++++ Task data

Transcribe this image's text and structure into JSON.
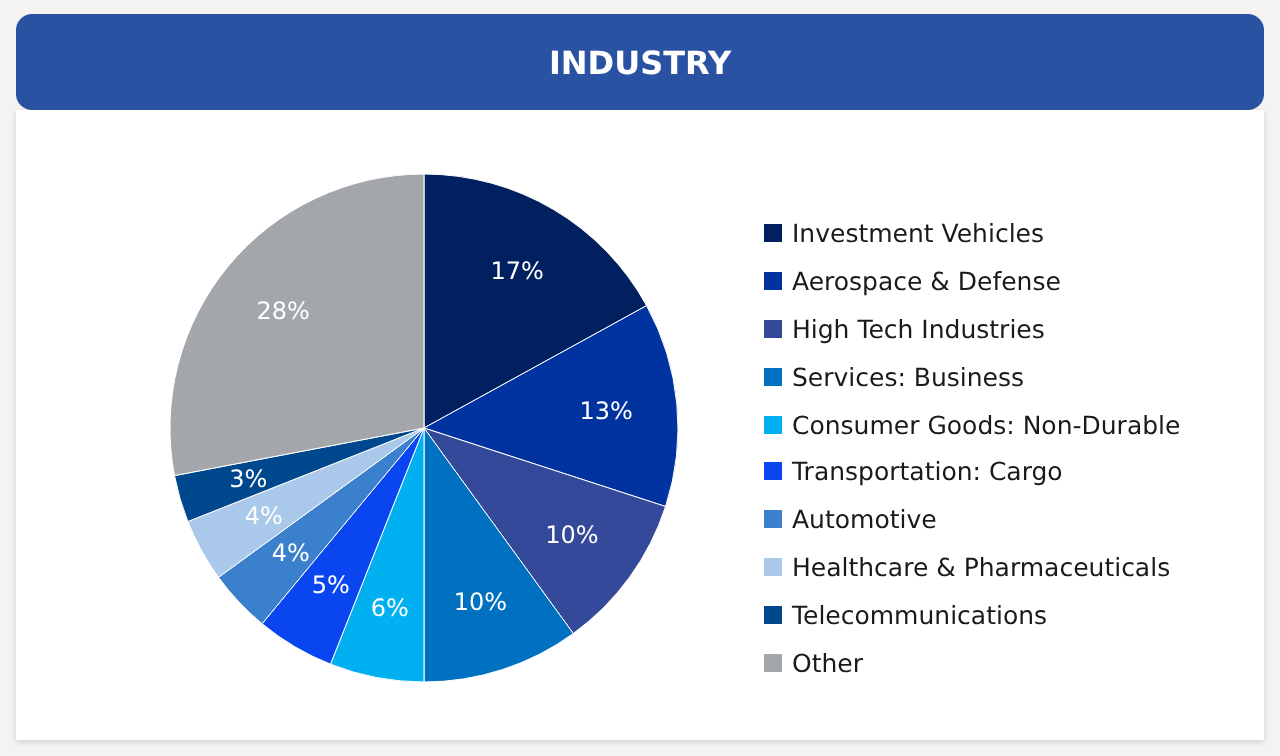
{
  "chart_data": {
    "type": "pie",
    "title": "INDUSTRY",
    "categories": [
      "Investment Vehicles",
      "Aerospace & Defense",
      "High Tech Industries",
      "Services: Business",
      "Consumer Goods: Non-Durable",
      "Transportation: Cargo",
      "Automotive",
      "Healthcare & Pharmaceuticals",
      "Telecommunications",
      "Other"
    ],
    "values": [
      17,
      13,
      10,
      10,
      6,
      5,
      4,
      4,
      3,
      28
    ],
    "colors": [
      "#012060",
      "#0033a0",
      "#34499a",
      "#0070c0",
      "#00b0f0",
      "#0a46f0",
      "#3a80cc",
      "#a9c8ea",
      "#00488e",
      "#a3a6ab"
    ],
    "value_labels": [
      "17%",
      "13%",
      "10%",
      "10%",
      "6%",
      "5%",
      "4%",
      "4%",
      "3%",
      "28%"
    ],
    "legend": "right"
  }
}
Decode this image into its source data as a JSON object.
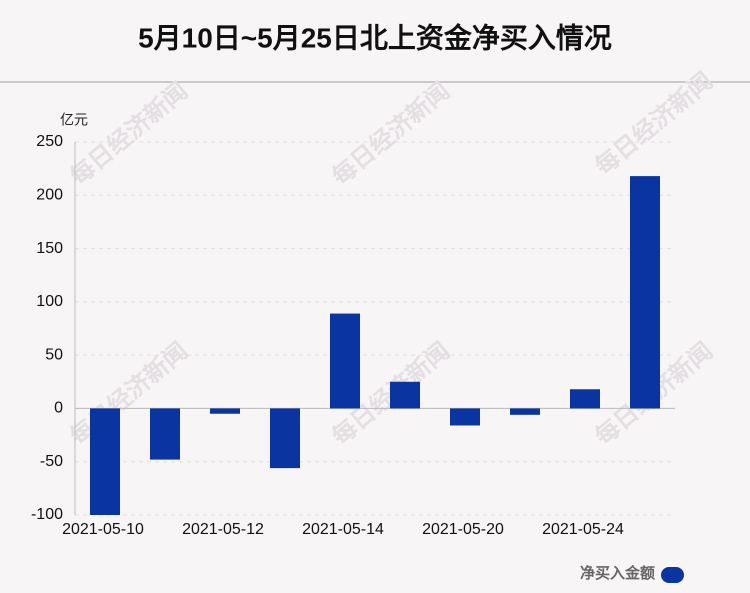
{
  "chart_data": {
    "type": "bar",
    "title": "5月10日~5月25日北上资金净买入情况",
    "y_label": "亿元",
    "watermark": "每日经济新闻",
    "categories": [
      "2021-05-10",
      null,
      "2021-05-12",
      null,
      "2021-05-14",
      null,
      "2021-05-20",
      null,
      "2021-05-24",
      null
    ],
    "series": [
      {
        "name": "净买入金额",
        "color": "#0a35a0",
        "values": [
          -100,
          -48,
          -5,
          -56,
          89,
          25,
          -16,
          -6,
          18,
          218
        ]
      }
    ],
    "ylim": [
      -100,
      250
    ],
    "yticks": [
      -100,
      -50,
      0,
      50,
      100,
      150,
      200,
      250
    ],
    "grid": true,
    "legend": "bottom-right"
  }
}
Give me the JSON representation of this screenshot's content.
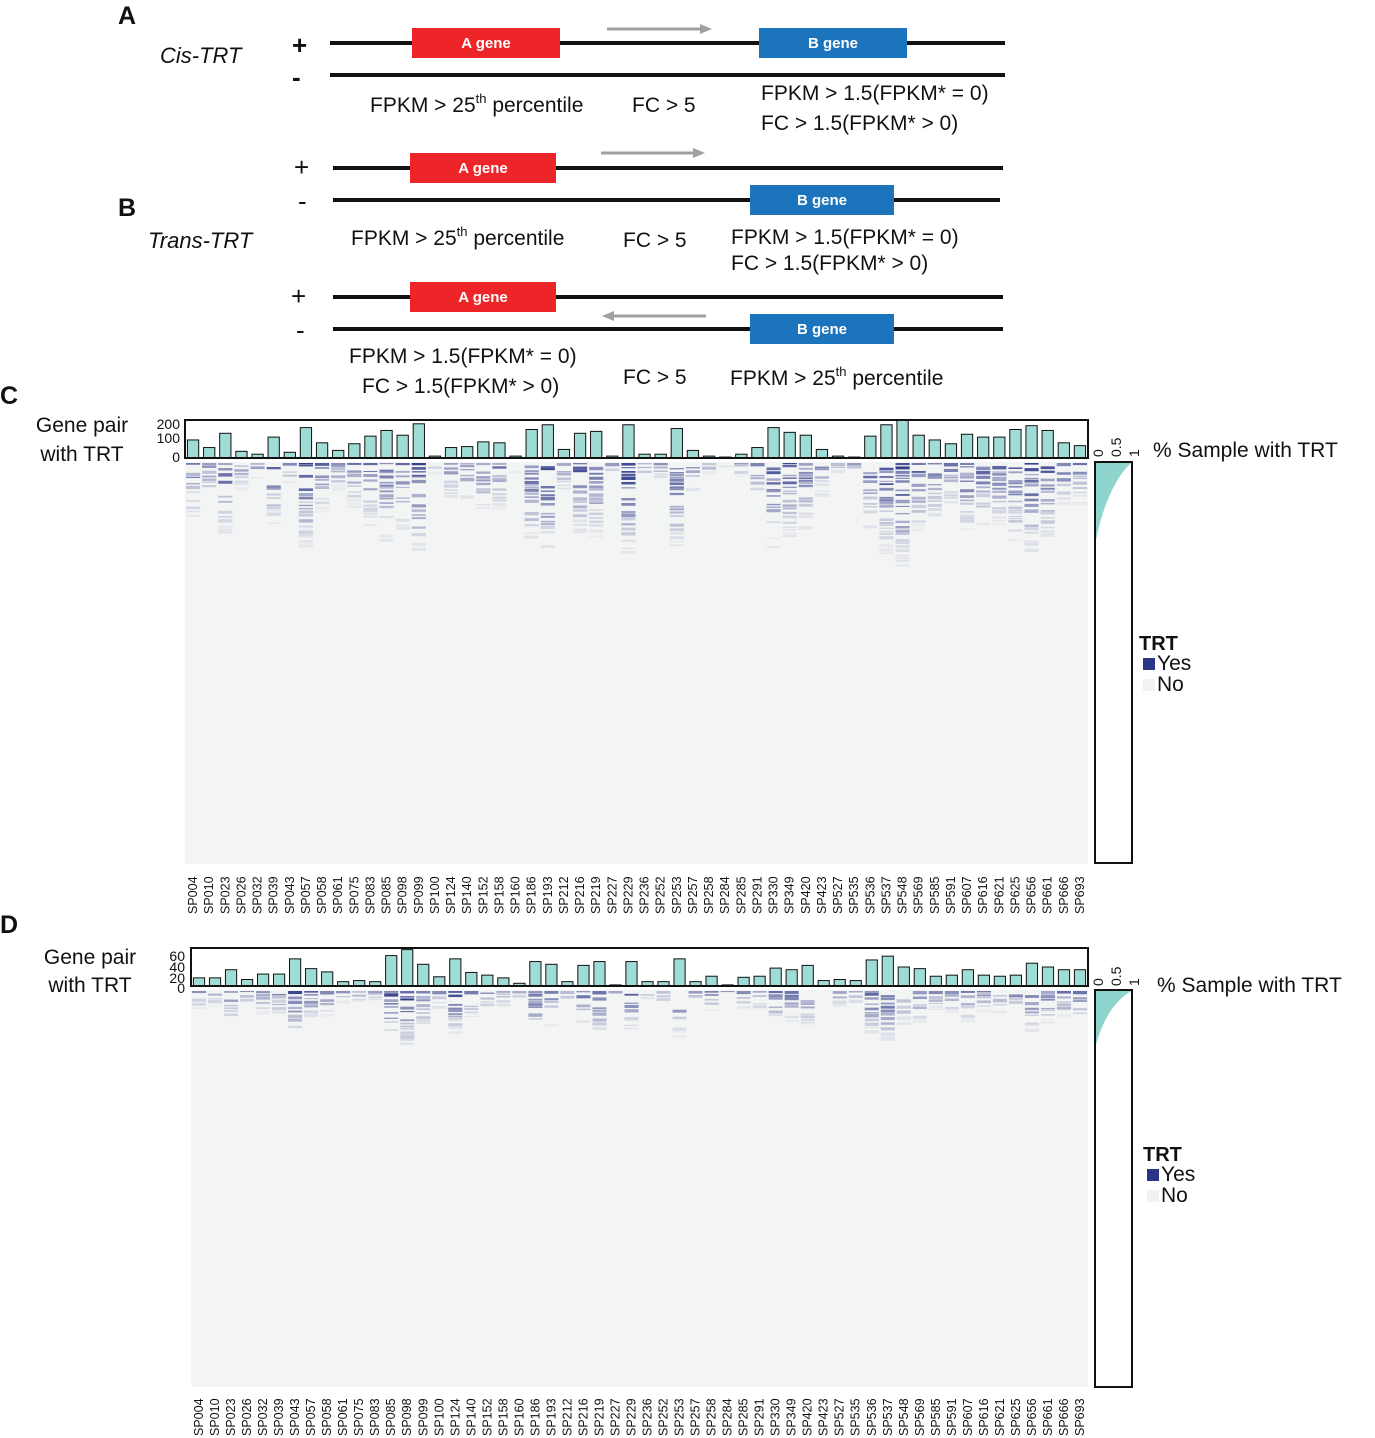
{
  "colors": {
    "a_gene": "#ee2528",
    "b_gene": "#1c75bc",
    "strand": "#111111",
    "arrow": "#a0a0a0",
    "bar_fill": "#9fdcd6",
    "trt_yes": "#2a3586",
    "trt_no": "#f1f2f2",
    "heat_bg": "#f3f4f4",
    "side_area": "#8fd3cd"
  },
  "panels": {
    "A": {
      "letter": "A",
      "title": "Cis-TRT",
      "plus": "+",
      "minus": "-",
      "a_gene": "A gene",
      "b_gene": "B gene",
      "crit_a_pre": "FPKM > 25",
      "crit_a_sup": "th",
      "crit_a_post": " percentile",
      "fc": "FC > 5",
      "crit_b1": "FPKM > 1.5(FPKM* = 0)",
      "crit_b2": "FC > 1.5(FPKM* > 0)"
    },
    "B": {
      "letter": "B",
      "title": "Trans-TRT",
      "top": {
        "plus": "+",
        "minus": "-",
        "a_gene": "A gene",
        "b_gene": "B gene",
        "crit_a_pre": "FPKM > 25",
        "crit_a_sup": "th",
        "crit_a_post": " percentile",
        "fc": "FC > 5",
        "crit_b1": "FPKM > 1.5(FPKM* = 0)",
        "crit_b2": "FC > 1.5(FPKM* > 0)"
      },
      "bottom": {
        "plus": "+",
        "minus": "-",
        "a_gene": "A gene",
        "b_gene": "B gene",
        "crit_a1": "FPKM > 1.5(FPKM* = 0)",
        "crit_a2": "FC > 1.5(FPKM* > 0)",
        "fc": "FC > 5",
        "crit_b_pre": "FPKM > 25",
        "crit_b_sup": "th",
        "crit_b_post": " percentile"
      }
    },
    "C": {
      "letter": "C",
      "ylabel1": "Gene pair",
      "ylabel2": "with TRT",
      "right_label": "% Sample with TRT",
      "yticks": [
        "200",
        "100",
        "0"
      ],
      "side_ticks": [
        "0",
        "0.5",
        "1"
      ],
      "legend_title": "TRT",
      "legend_yes": "Yes",
      "legend_no": "No"
    },
    "D": {
      "letter": "D",
      "ylabel1": "Gene pair",
      "ylabel2": "with TRT",
      "right_label": "% Sample with TRT",
      "yticks": [
        "60",
        "40",
        "20",
        "0"
      ],
      "side_ticks": [
        "0",
        "0.5",
        "1"
      ],
      "legend_title": "TRT",
      "legend_yes": "Yes",
      "legend_no": "No"
    }
  },
  "chart_data": [
    {
      "type": "bar",
      "panel": "C",
      "ylabel": "Gene pair with TRT",
      "ylim": [
        0,
        200
      ],
      "categories": [
        "SP004",
        "SP010",
        "SP023",
        "SP026",
        "SP032",
        "SP039",
        "SP043",
        "SP057",
        "SP058",
        "SP061",
        "SP075",
        "SP083",
        "SP085",
        "SP098",
        "SP099",
        "SP100",
        "SP124",
        "SP140",
        "SP152",
        "SP158",
        "SP160",
        "SP186",
        "SP193",
        "SP212",
        "SP216",
        "SP219",
        "SP227",
        "SP229",
        "SP236",
        "SP252",
        "SP253",
        "SP257",
        "SP258",
        "SP284",
        "SP285",
        "SP291",
        "SP330",
        "SP349",
        "SP420",
        "SP423",
        "SP527",
        "SP535",
        "SP536",
        "SP537",
        "SP548",
        "SP569",
        "SP585",
        "SP591",
        "SP607",
        "SP616",
        "SP621",
        "SP625",
        "SP656",
        "SP661",
        "SP666",
        "SP693"
      ],
      "values": [
        95,
        55,
        130,
        35,
        20,
        110,
        30,
        160,
        80,
        40,
        75,
        115,
        145,
        120,
        180,
        10,
        55,
        60,
        85,
        80,
        10,
        150,
        175,
        45,
        130,
        140,
        10,
        175,
        20,
        20,
        155,
        40,
        10,
        5,
        20,
        55,
        160,
        135,
        120,
        45,
        10,
        5,
        115,
        175,
        205,
        120,
        95,
        75,
        125,
        110,
        110,
        150,
        170,
        145,
        80,
        65
      ]
    },
    {
      "type": "bar",
      "panel": "D",
      "ylabel": "Gene pair with TRT",
      "ylim": [
        0,
        70
      ],
      "categories": [
        "SP004",
        "SP010",
        "SP023",
        "SP026",
        "SP032",
        "SP039",
        "SP043",
        "SP057",
        "SP058",
        "SP061",
        "SP075",
        "SP083",
        "SP085",
        "SP098",
        "SP099",
        "SP100",
        "SP124",
        "SP140",
        "SP152",
        "SP158",
        "SP160",
        "SP186",
        "SP193",
        "SP212",
        "SP216",
        "SP219",
        "SP227",
        "SP229",
        "SP236",
        "SP252",
        "SP253",
        "SP257",
        "SP258",
        "SP284",
        "SP285",
        "SP291",
        "SP330",
        "SP349",
        "SP420",
        "SP423",
        "SP527",
        "SP535",
        "SP536",
        "SP537",
        "SP548",
        "SP569",
        "SP585",
        "SP591",
        "SP607",
        "SP616",
        "SP621",
        "SP625",
        "SP656",
        "SP661",
        "SP666",
        "SP693"
      ],
      "values": [
        15,
        15,
        30,
        12,
        22,
        22,
        50,
        32,
        26,
        8,
        10,
        8,
        56,
        67,
        40,
        17,
        50,
        25,
        20,
        15,
        5,
        45,
        40,
        8,
        38,
        45,
        2,
        45,
        8,
        8,
        50,
        8,
        18,
        2,
        16,
        18,
        33,
        30,
        38,
        10,
        12,
        10,
        48,
        55,
        35,
        32,
        18,
        20,
        30,
        20,
        18,
        20,
        42,
        35,
        30,
        30
      ]
    }
  ]
}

++++++++

--- Job ---
Output the lines above in full and exactly as given, omitting any pictures.

--- Reply to the exercise ---
Transcribe this image's text and structure into JSON.
{
  "chart_data": {
    "type": "pie",
    "title": "INDUSTRY",
    "categories": [
      "Investment Vehicles",
      "Aerospace & Defense",
      "High Tech Industries",
      "Services: Business",
      "Consumer Goods: Non-Durable",
      "Transportation: Cargo",
      "Automotive",
      "Healthcare & Pharmaceuticals",
      "Telecommunications",
      "Other"
    ],
    "values": [
      17,
      13,
      10,
      10,
      6,
      5,
      4,
      4,
      3,
      28
    ],
    "colors": [
      "#012060",
      "#0033a0",
      "#34499a",
      "#0070c0",
      "#00b0f0",
      "#0a46f0",
      "#3a80cc",
      "#a9c8ea",
      "#00488e",
      "#a3a6ab"
    ],
    "value_labels": [
      "17%",
      "13%",
      "10%",
      "10%",
      "6%",
      "5%",
      "4%",
      "4%",
      "3%",
      "28%"
    ],
    "legend": "right"
  }
}
Decode this image into its source data as a JSON object.
{
  "chart_data": {
    "type": "bar",
    "title": "5月10日~5月25日北上资金净买入情况",
    "y_label": "亿元",
    "watermark": "每日经济新闻",
    "categories": [
      "2021-05-10",
      null,
      "2021-05-12",
      null,
      "2021-05-14",
      null,
      "2021-05-20",
      null,
      "2021-05-24",
      null
    ],
    "series": [
      {
        "name": "净买入金额",
        "color": "#0a35a0",
        "values": [
          -100,
          -48,
          -5,
          -56,
          89,
          25,
          -16,
          -6,
          18,
          218
        ]
      }
    ],
    "ylim": [
      -100,
      250
    ],
    "yticks": [
      -100,
      -50,
      0,
      50,
      100,
      150,
      200,
      250
    ],
    "grid": true,
    "legend": "bottom-right"
  }
}
Give me the JSON representation of this screenshot's content.
{
  "colors": {
    "a_gene": "#ee2528",
    "b_gene": "#1c75bc",
    "strand": "#111111",
    "arrow": "#a0a0a0",
    "bar_fill": "#9fdcd6",
    "trt_yes": "#2a3586",
    "trt_no": "#f1f2f2",
    "heat_bg": "#f3f4f4",
    "side_area": "#8fd3cd"
  },
  "panels": {
    "A": {
      "letter": "A",
      "title": "Cis-TRT",
      "plus": "+",
      "minus": "-",
      "a_gene": "A gene",
      "b_gene": "B gene",
      "crit_a_pre": "FPKM > 25",
      "crit_a_sup": "th",
      "crit_a_post": " percentile",
      "fc": "FC > 5",
      "crit_b1": "FPKM > 1.5(FPKM* = 0)",
      "crit_b2": "FC > 1.5(FPKM* > 0)"
    },
    "B": {
      "letter": "B",
      "title": "Trans-TRT",
      "top": {
        "plus": "+",
        "minus": "-",
        "a_gene": "A gene",
        "b_gene": "B gene",
        "crit_a_pre": "FPKM > 25",
        "crit_a_sup": "th",
        "crit_a_post": " percentile",
        "fc": "FC > 5",
        "crit_b1": "FPKM > 1.5(FPKM* = 0)",
        "crit_b2": "FC > 1.5(FPKM* > 0)"
      },
      "bottom": {
        "plus": "+",
        "minus": "-",
        "a_gene": "A gene",
        "b_gene": "B gene",
        "crit_a1": "FPKM > 1.5(FPKM* = 0)",
        "crit_a2": "FC > 1.5(FPKM* > 0)",
        "fc": "FC > 5",
        "crit_b_pre": "FPKM > 25",
        "crit_b_sup": "th",
        "crit_b_post": " percentile"
      }
    },
    "C": {
      "letter": "C",
      "ylabel1": "Gene pair",
      "ylabel2": "with TRT",
      "right_label": "% Sample with TRT",
      "yticks": [
        "200",
        "100",
        "0"
      ],
      "side_ticks": [
        "0",
        "0.5",
        "1"
      ],
      "legend_title": "TRT",
      "legend_yes": "Yes",
      "legend_no": "No"
    },
    "D": {
      "letter": "D",
      "ylabel1": "Gene pair",
      "ylabel2": "with TRT",
      "right_label": "% Sample with TRT",
      "yticks": [
        "60",
        "40",
        "20",
        "0"
      ],
      "side_ticks": [
        "0",
        "0.5",
        "1"
      ],
      "legend_title": "TRT",
      "legend_yes": "Yes",
      "legend_no": "No"
    }
  },
  "chart_data": [
    {
      "type": "bar",
      "panel": "C",
      "ylabel": "Gene pair with TRT",
      "ylim": [
        0,
        200
      ],
      "categories": [
        "SP004",
        "SP010",
        "SP023",
        "SP026",
        "SP032",
        "SP039",
        "SP043",
        "SP057",
        "SP058",
        "SP061",
        "SP075",
        "SP083",
        "SP085",
        "SP098",
        "SP099",
        "SP100",
        "SP124",
        "SP140",
        "SP152",
        "SP158",
        "SP160",
        "SP186",
        "SP193",
        "SP212",
        "SP216",
        "SP219",
        "SP227",
        "SP229",
        "SP236",
        "SP252",
        "SP253",
        "SP257",
        "SP258",
        "SP284",
        "SP285",
        "SP291",
        "SP330",
        "SP349",
        "SP420",
        "SP423",
        "SP527",
        "SP535",
        "SP536",
        "SP537",
        "SP548",
        "SP569",
        "SP585",
        "SP591",
        "SP607",
        "SP616",
        "SP621",
        "SP625",
        "SP656",
        "SP661",
        "SP666",
        "SP693"
      ],
      "values": [
        95,
        55,
        130,
        35,
        20,
        110,
        30,
        160,
        80,
        40,
        75,
        115,
        145,
        120,
        180,
        10,
        55,
        60,
        85,
        80,
        10,
        150,
        175,
        45,
        130,
        140,
        10,
        175,
        20,
        20,
        155,
        40,
        10,
        5,
        20,
        55,
        160,
        135,
        120,
        45,
        10,
        5,
        115,
        175,
        205,
        120,
        95,
        75,
        125,
        110,
        110,
        150,
        170,
        145,
        80,
        65
      ]
    },
    {
      "type": "bar",
      "panel": "D",
      "ylabel": "Gene pair with TRT",
      "ylim": [
        0,
        70
      ],
      "categories": [
        "SP004",
        "SP010",
        "SP023",
        "SP026",
        "SP032",
        "SP039",
        "SP043",
        "SP057",
        "SP058",
        "SP061",
        "SP075",
        "SP083",
        "SP085",
        "SP098",
        "SP099",
        "SP100",
        "SP124",
        "SP140",
        "SP152",
        "SP158",
        "SP160",
        "SP186",
        "SP193",
        "SP212",
        "SP216",
        "SP219",
        "SP227",
        "SP229",
        "SP236",
        "SP252",
        "SP253",
        "SP257",
        "SP258",
        "SP284",
        "SP285",
        "SP291",
        "SP330",
        "SP349",
        "SP420",
        "SP423",
        "SP527",
        "SP535",
        "SP536",
        "SP537",
        "SP548",
        "SP569",
        "SP585",
        "SP591",
        "SP607",
        "SP616",
        "SP621",
        "SP625",
        "SP656",
        "SP661",
        "SP666",
        "SP693"
      ],
      "values": [
        15,
        15,
        30,
        12,
        22,
        22,
        50,
        32,
        26,
        8,
        10,
        8,
        56,
        67,
        40,
        17,
        50,
        25,
        20,
        15,
        5,
        45,
        40,
        8,
        38,
        45,
        2,
        45,
        8,
        8,
        50,
        8,
        18,
        2,
        16,
        18,
        33,
        30,
        38,
        10,
        12,
        10,
        48,
        55,
        35,
        32,
        18,
        20,
        30,
        20,
        18,
        20,
        42,
        35,
        30,
        30
      ]
    }
  ]
}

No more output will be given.